- [Given instruction]: Check each line of the material below, and copy it if it holds the string "this".

_____

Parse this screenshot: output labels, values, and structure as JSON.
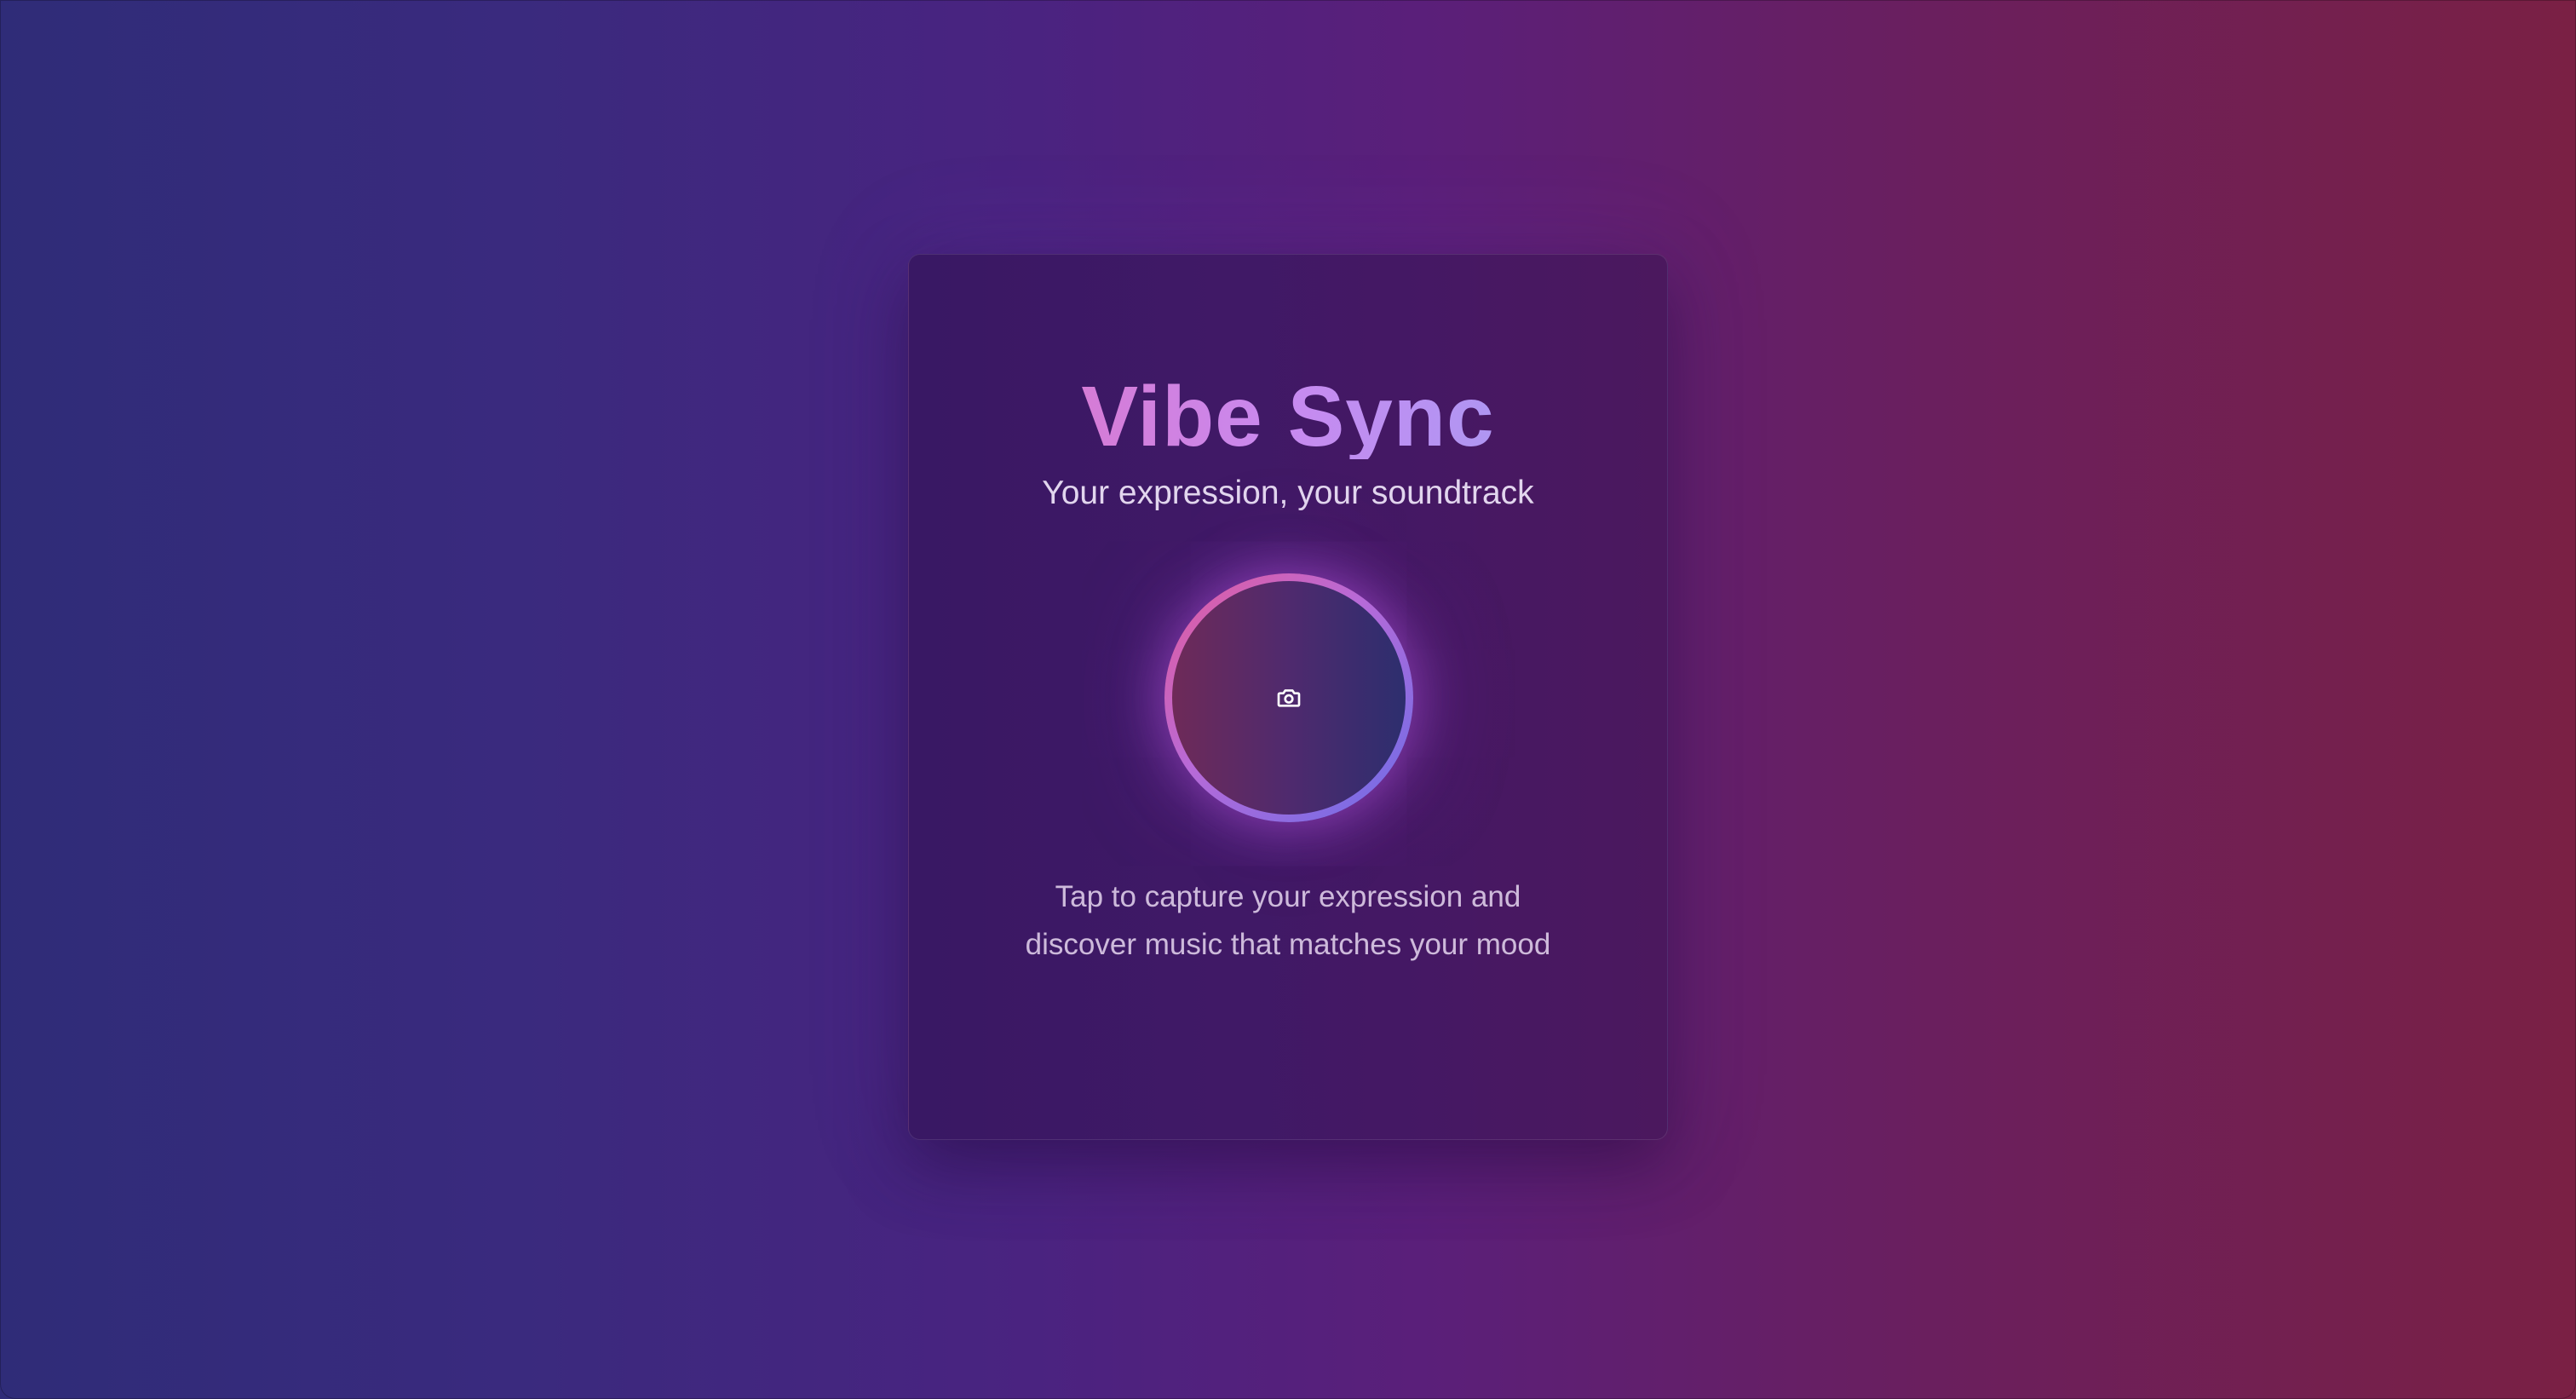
{
  "app": {
    "title": "Vibe Sync",
    "subtitle": "Your expression, your soundtrack"
  },
  "capture": {
    "icon": "camera-icon",
    "aria_label": "Capture expression"
  },
  "description": "Tap to capture your expression and discover music that matches your mood",
  "colors": {
    "background_start": "#2f2c78",
    "background_end": "#7a2044",
    "title_gradient": [
      "#e16fc0",
      "#c88af0",
      "#9aa0f5"
    ],
    "ring_gradient": [
      "#e35b9c",
      "#b76ad8",
      "#6a6de8"
    ]
  }
}
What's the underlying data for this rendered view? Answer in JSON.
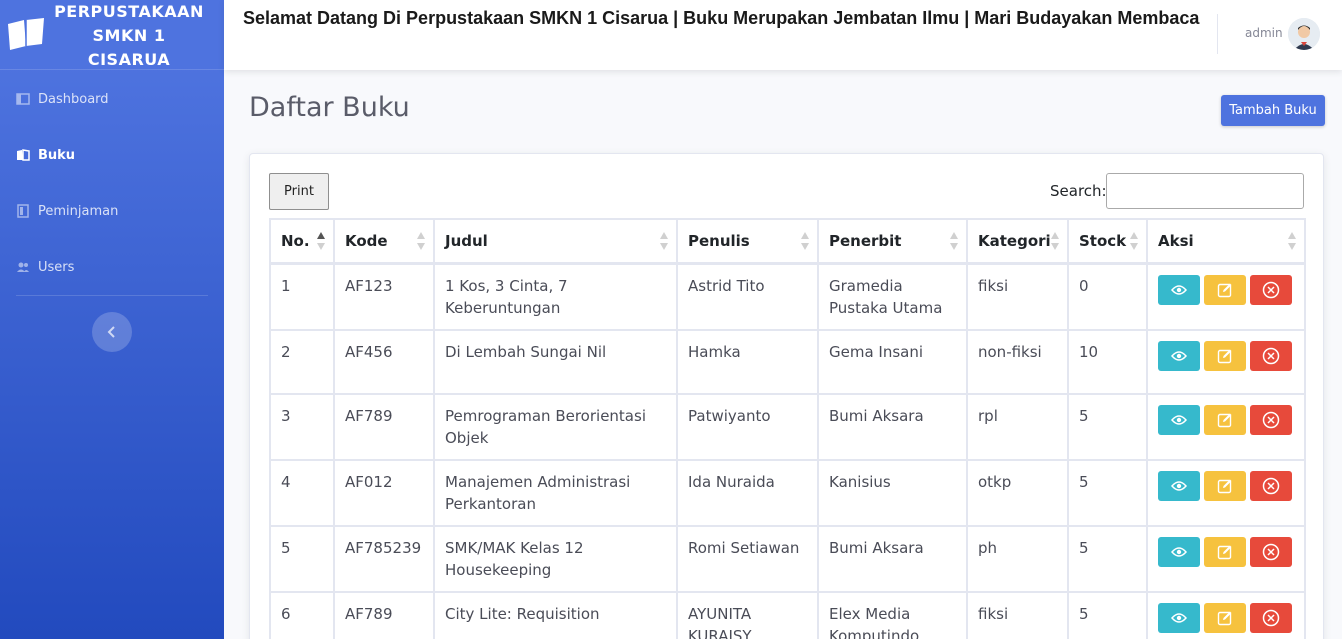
{
  "brand": {
    "line1": "PERPUSTAKAAN",
    "line2": "SMKN 1",
    "line3": "CISARUA"
  },
  "sidebar": {
    "items": [
      {
        "label": "Dashboard",
        "icon": "dashboard-icon",
        "active": false
      },
      {
        "label": "Buku",
        "icon": "book-icon",
        "active": true
      },
      {
        "label": "Peminjaman",
        "icon": "loan-icon",
        "active": false
      },
      {
        "label": "Users",
        "icon": "users-icon",
        "active": false
      }
    ]
  },
  "topbar": {
    "marquee": "Selamat Datang Di Perpustakaan SMKN 1 Cisarua | Buku Merupakan Jembatan Ilmu | Mari Budayakan Membaca",
    "user": "admin"
  },
  "page": {
    "title": "Daftar Buku",
    "add_button": "Tambah Buku",
    "print_button": "Print",
    "search_label": "Search:",
    "search_value": ""
  },
  "table": {
    "headers": [
      "No.",
      "Kode",
      "Judul",
      "Penulis",
      "Penerbit",
      "Kategori",
      "Stock",
      "Aksi"
    ],
    "rows": [
      {
        "no": "1",
        "kode": "AF123",
        "judul": "1 Kos, 3 Cinta, 7 Keberuntungan",
        "penulis": "Astrid Tito",
        "penerbit": "Gramedia Pustaka Utama",
        "kategori": "fiksi",
        "stock": "0"
      },
      {
        "no": "2",
        "kode": "AF456",
        "judul": "Di Lembah Sungai Nil",
        "penulis": "Hamka",
        "penerbit": "Gema Insani",
        "kategori": "non-fiksi",
        "stock": "10"
      },
      {
        "no": "3",
        "kode": "AF789",
        "judul": "Pemrograman Berorientasi Objek",
        "penulis": "Patwiyanto",
        "penerbit": "Bumi Aksara",
        "kategori": "rpl",
        "stock": "5"
      },
      {
        "no": "4",
        "kode": "AF012",
        "judul": "Manajemen Administrasi Perkantoran",
        "penulis": "Ida Nuraida",
        "penerbit": "Kanisius",
        "kategori": "otkp",
        "stock": "5"
      },
      {
        "no": "5",
        "kode": "AF785239",
        "judul": "SMK/MAK Kelas 12 Housekeeping",
        "penulis": "Romi Setiawan",
        "penerbit": "Bumi Aksara",
        "kategori": "ph",
        "stock": "5"
      },
      {
        "no": "6",
        "kode": "AF789",
        "judul": "City Lite: Requisition",
        "penulis": "AYUNITA KURAISY",
        "penerbit": "Elex Media Komputindo",
        "kategori": "fiksi",
        "stock": "5"
      }
    ]
  },
  "colors": {
    "primary": "#4e73df",
    "info": "#36b9cc",
    "warning": "#f6c23e",
    "danger": "#e74a3b"
  }
}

_____

- [Answer in full]:
Parse this screenshot: output labels, values, and structure as JSON.
What's the underlying data for this rendered view? Answer in JSON.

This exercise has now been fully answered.